Write out every record in full, exactly as written, please.

## begin MATERIAL TO PROCESS

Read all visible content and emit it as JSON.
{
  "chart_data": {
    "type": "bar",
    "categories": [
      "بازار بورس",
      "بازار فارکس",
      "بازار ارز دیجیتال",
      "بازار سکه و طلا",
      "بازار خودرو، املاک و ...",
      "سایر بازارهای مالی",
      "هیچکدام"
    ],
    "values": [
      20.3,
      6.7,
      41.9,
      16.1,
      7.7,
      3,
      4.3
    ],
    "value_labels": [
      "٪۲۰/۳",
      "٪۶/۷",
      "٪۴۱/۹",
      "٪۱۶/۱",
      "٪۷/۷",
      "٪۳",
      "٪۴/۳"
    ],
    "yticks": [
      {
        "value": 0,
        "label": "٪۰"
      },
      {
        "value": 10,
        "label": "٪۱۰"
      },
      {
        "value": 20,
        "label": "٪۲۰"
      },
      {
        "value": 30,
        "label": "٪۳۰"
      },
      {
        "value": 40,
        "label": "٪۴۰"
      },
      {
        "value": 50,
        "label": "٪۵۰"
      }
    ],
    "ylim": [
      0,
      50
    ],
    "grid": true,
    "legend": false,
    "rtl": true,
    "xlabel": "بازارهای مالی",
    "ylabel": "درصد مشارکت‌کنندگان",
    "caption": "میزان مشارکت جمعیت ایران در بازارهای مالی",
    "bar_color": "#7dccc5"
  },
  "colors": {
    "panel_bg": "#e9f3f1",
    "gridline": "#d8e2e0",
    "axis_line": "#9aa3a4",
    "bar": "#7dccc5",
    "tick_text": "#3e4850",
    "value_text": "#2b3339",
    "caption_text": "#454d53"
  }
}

## end MATERIAL TO PROCESS

● **RESULT OF THIS EXERCISE**:
Read all visible content and emit it as JSON.
{
  "chart_data": {
    "type": "bar",
    "categories": [
      "بازار بورس",
      "بازار فارکس",
      "بازار ارز دیجیتال",
      "بازار سکه و طلا",
      "بازار خودرو، املاک و ...",
      "سایر بازارهای مالی",
      "هیچکدام"
    ],
    "values": [
      20.3,
      6.7,
      41.9,
      16.1,
      7.7,
      3,
      4.3
    ],
    "value_labels": [
      "٪۲۰/۳",
      "٪۶/۷",
      "٪۴۱/۹",
      "٪۱۶/۱",
      "٪۷/۷",
      "٪۳",
      "٪۴/۳"
    ],
    "yticks": [
      {
        "value": 0,
        "label": "٪۰"
      },
      {
        "value": 10,
        "label": "٪۱۰"
      },
      {
        "value": 20,
        "label": "٪۲۰"
      },
      {
        "value": 30,
        "label": "٪۳۰"
      },
      {
        "value": 40,
        "label": "٪۴۰"
      },
      {
        "value": 50,
        "label": "٪۵۰"
      }
    ],
    "ylim": [
      0,
      50
    ],
    "grid": true,
    "legend": false,
    "rtl": true,
    "xlabel": "بازارهای مالی",
    "ylabel": "درصد مشارکت‌کنندگان",
    "caption": "میزان مشارکت جمعیت ایران در بازارهای مالی",
    "bar_color": "#7dccc5"
  },
  "colors": {
    "panel_bg": "#e9f3f1",
    "gridline": "#d8e2e0",
    "axis_line": "#9aa3a4",
    "bar": "#7dccc5",
    "tick_text": "#3e4850",
    "value_text": "#2b3339",
    "caption_text": "#454d53"
  }
}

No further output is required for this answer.